─── Given passage ───
In Part 1 of this series I looked at some infantry regiments of the Duchy of Warsaw and in Part 2 I looked at Prince Poniatowski and his generals. This time I’m going to look at the artillery. All models are 15mm AB Figures, painted by me.
Polish Foot Artillery initially wore a dark green kurtka coat, of the same pattern as the infantry. This had collar, half-lapels, cuffs and turnbacks in black, all piped scarlet, with additional scarlet piping down the lower breast and on the tail-vents and pockets. Buttons were brass and scarlet fringed epaulettes were worn. This was changed in 1811 to a French-style habit-veste in the same colours. This had a cutaway at the lower breast, revealing a dark green waistcoat.
Breeches were white and worn with black or white gaiters. However, white coverall trousers were worn on campaign, or heavier dark green trousers in winter.
Headgear was initially a black czapka of the infantry pattern (basically a square-topped felt shako), decorated in the same manner with a brass band above the peak surmounted with a metal eagle above and a white cockade. Above the cockade was a scarlet pompom. Scarlet cords and a scarlet plume were added in full dress. In late 1809 the czapka was changed for a French-style black shako, with all badging and decoration remaining the same, though the pompom was now carrot-shaped.
Equipment consisted of two white cross-belts, supporting a sabre-briquet and a black cartouche decorated with a brass grenade badge.
Curiously the AB Figures Polish Foot Artillery are dressed in the early kurtka with the later shako. Going by the dress regulations, this pins them to the period of relative peace after the end of the 1809 war with Austria, but before the start of the 1812 war with Russia… Ah well, they look great… If you want to, you could use French Foot Artillery figures for 1812-1813 period.
Polish Horse Artillery were initially dressed similarly to the Foot Artillery, in a dark green kurtka with black facings and scarlet piping and scarlet epaulettes. However, the cut of the kurtka was of uhlan style with full lapels going all the way down to the waist and pointed cuffs, without flap and buttons. The collar was decorated on each side with a scarlet grenade badge. The scarlet epaulettes had brass scales along the strap.
In 1810 this coat was changed to a habit-kinski of the same style as the Chasseurs à Cheval, which had a different tail-turnback arrangement and instead of lapels had a single row of buttons and scarlet piping. All other details were the same as before.
Breeches were dark green with a wide black stripe down the seam, piped with scarlet. These were worn with hussar-style boots with scarlet lade edge and tassels. On campaign dark green overalls were worn, again with a black stripe edged in scarlet piping and reinforced with black leather.
─── Dataset ───
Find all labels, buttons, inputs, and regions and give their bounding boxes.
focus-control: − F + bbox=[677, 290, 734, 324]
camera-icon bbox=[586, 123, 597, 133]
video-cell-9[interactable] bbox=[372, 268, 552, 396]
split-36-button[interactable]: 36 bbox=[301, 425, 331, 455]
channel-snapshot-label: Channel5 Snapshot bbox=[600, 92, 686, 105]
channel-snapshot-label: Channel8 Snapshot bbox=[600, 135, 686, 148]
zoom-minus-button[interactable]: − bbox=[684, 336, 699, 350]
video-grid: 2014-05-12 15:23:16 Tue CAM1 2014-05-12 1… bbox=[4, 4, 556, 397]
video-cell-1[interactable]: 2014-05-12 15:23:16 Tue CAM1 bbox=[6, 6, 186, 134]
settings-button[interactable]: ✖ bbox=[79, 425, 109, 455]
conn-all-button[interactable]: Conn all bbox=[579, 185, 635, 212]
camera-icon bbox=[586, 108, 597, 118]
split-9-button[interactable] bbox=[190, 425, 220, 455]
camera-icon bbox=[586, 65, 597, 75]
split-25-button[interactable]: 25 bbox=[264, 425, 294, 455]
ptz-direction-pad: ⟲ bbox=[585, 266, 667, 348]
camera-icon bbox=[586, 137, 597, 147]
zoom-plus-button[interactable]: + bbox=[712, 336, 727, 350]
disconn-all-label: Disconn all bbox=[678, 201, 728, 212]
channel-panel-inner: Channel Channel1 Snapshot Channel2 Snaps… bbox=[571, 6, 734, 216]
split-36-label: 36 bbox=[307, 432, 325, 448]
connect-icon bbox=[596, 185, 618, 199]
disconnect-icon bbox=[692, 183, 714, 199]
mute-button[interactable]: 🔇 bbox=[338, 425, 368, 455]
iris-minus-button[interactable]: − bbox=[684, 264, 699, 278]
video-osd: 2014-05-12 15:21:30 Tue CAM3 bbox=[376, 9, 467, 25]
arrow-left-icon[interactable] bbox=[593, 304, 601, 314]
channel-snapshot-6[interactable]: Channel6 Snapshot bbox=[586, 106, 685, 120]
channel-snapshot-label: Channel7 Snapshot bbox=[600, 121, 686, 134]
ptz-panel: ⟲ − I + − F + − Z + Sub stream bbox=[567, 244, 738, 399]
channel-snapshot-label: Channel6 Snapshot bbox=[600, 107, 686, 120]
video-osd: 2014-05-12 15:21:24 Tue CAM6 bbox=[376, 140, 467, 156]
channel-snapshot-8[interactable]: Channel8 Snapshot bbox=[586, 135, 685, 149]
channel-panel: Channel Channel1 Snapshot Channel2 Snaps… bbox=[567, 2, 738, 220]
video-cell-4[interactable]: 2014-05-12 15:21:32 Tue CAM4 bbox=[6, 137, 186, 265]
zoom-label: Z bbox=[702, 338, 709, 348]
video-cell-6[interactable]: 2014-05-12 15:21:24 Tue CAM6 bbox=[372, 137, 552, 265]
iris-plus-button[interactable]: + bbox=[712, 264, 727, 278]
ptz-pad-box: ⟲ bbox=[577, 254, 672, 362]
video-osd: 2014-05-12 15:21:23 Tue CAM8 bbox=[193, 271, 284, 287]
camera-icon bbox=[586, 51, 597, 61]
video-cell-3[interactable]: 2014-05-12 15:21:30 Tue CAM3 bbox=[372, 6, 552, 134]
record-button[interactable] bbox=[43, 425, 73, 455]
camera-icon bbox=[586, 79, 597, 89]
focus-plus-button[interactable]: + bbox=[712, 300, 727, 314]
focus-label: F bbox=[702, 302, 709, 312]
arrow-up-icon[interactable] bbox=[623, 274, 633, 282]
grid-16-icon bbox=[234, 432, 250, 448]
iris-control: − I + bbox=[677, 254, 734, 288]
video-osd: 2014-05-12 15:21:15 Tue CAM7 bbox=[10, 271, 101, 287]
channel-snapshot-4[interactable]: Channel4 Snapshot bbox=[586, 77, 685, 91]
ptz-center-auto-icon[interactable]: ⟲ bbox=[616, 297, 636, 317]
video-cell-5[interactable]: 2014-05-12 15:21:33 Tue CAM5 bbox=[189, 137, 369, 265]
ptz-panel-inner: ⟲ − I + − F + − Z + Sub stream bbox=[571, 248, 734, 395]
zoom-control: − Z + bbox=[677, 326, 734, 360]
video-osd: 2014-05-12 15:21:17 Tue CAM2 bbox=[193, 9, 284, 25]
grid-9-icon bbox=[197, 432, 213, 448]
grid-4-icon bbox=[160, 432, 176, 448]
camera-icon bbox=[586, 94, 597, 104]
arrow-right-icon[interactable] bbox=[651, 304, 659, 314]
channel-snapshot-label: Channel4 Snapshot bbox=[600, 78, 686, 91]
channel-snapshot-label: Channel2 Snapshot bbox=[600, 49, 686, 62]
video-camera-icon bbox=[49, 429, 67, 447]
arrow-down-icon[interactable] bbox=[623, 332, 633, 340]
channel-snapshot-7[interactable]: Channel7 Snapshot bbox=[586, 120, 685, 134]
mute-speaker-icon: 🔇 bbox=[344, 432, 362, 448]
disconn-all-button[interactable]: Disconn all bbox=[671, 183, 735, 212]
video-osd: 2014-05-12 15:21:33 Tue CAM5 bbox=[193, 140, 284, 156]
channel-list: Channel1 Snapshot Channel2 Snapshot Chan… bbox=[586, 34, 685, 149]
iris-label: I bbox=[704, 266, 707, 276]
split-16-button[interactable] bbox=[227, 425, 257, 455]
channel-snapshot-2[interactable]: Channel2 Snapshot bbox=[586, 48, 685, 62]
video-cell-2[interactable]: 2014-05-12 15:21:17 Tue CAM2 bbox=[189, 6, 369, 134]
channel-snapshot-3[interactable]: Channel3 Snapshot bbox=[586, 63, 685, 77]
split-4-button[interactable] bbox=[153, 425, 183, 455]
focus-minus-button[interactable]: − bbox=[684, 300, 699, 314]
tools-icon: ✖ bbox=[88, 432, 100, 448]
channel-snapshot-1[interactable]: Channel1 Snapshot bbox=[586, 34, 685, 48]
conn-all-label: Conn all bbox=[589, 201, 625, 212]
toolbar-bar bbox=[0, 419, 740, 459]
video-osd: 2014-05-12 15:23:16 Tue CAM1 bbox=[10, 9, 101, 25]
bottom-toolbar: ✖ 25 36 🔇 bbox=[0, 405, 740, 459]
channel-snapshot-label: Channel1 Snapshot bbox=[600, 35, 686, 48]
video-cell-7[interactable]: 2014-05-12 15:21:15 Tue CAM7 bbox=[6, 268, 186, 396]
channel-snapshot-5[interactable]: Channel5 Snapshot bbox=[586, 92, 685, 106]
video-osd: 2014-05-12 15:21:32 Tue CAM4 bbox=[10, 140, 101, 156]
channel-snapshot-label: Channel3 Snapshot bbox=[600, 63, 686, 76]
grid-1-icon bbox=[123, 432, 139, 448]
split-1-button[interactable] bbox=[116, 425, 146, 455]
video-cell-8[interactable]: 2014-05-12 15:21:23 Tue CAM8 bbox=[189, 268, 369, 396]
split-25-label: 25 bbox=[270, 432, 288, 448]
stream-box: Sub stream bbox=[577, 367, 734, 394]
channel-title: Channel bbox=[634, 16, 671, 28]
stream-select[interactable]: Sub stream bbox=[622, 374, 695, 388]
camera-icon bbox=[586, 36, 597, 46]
───
Given instruction:
Rewrite the Polish artillery text from "Breeches were white" to "trousers in winter.", putting "overalls" in place of "coverall trousers".

The answer:
Breeches were white and worn with black or white gaiters. However, white overalls were worn on campaign, or heavier dark green trousers in winter.